### What is expected:
Look through the records and report how many lines include the word "Allgemeine", with no other words.

[Data items]
※ ※ ※

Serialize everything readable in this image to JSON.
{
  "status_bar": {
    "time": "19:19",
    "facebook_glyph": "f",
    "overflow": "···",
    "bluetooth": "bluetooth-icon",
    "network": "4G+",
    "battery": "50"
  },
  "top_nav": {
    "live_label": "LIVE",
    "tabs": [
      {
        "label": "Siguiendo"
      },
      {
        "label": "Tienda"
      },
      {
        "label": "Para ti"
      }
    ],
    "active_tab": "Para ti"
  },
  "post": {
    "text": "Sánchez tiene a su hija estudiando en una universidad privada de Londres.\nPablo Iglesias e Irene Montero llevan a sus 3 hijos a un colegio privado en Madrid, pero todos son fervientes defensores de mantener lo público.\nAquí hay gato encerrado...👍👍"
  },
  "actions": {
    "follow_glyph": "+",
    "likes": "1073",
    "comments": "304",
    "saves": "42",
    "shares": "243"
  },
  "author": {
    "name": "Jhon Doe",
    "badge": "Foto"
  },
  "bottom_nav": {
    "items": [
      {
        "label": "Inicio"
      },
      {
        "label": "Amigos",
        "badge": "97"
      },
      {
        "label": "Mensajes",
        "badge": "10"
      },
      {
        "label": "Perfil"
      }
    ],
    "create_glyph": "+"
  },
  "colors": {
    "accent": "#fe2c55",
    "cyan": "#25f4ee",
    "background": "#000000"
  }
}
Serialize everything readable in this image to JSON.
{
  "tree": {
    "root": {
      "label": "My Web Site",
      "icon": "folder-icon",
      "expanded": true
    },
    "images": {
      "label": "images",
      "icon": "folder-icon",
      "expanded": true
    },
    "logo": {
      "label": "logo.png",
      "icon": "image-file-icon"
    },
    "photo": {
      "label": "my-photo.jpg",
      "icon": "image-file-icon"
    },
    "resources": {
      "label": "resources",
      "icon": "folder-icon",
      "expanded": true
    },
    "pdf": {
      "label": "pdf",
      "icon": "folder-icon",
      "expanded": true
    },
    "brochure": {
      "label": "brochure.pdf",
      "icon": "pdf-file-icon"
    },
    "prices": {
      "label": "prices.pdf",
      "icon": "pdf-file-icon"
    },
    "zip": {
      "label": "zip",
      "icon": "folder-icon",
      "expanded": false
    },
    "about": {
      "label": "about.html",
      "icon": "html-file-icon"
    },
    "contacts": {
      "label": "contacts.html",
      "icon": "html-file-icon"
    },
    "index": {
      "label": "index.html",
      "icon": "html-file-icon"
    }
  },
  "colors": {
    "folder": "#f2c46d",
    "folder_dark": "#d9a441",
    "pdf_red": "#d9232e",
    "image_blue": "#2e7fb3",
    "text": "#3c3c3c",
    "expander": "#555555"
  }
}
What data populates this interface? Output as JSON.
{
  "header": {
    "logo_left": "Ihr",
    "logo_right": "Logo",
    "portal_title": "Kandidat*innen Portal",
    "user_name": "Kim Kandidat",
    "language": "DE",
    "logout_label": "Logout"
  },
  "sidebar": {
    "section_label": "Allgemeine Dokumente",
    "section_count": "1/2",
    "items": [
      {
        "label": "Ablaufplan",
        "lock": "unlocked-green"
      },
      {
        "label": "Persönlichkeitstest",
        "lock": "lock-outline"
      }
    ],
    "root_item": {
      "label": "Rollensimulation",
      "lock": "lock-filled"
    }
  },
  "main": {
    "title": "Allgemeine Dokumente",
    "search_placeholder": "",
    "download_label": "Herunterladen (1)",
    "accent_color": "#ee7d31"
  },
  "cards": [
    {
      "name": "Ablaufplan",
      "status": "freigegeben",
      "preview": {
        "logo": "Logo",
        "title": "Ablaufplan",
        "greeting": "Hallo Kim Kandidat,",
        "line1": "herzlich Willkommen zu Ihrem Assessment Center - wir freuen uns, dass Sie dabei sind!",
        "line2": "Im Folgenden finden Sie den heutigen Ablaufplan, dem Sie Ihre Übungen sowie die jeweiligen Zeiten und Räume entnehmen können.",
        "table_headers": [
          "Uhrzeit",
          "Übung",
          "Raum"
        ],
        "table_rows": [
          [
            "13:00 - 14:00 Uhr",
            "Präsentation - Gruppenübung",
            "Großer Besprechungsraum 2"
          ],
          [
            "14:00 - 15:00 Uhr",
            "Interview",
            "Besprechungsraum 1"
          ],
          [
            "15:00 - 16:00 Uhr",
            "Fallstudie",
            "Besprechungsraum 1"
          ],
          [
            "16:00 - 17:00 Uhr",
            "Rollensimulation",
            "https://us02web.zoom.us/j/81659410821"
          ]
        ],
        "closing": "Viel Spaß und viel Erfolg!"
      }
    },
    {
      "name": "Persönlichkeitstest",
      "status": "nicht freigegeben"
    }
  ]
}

※ ※ ※

### Task output:
2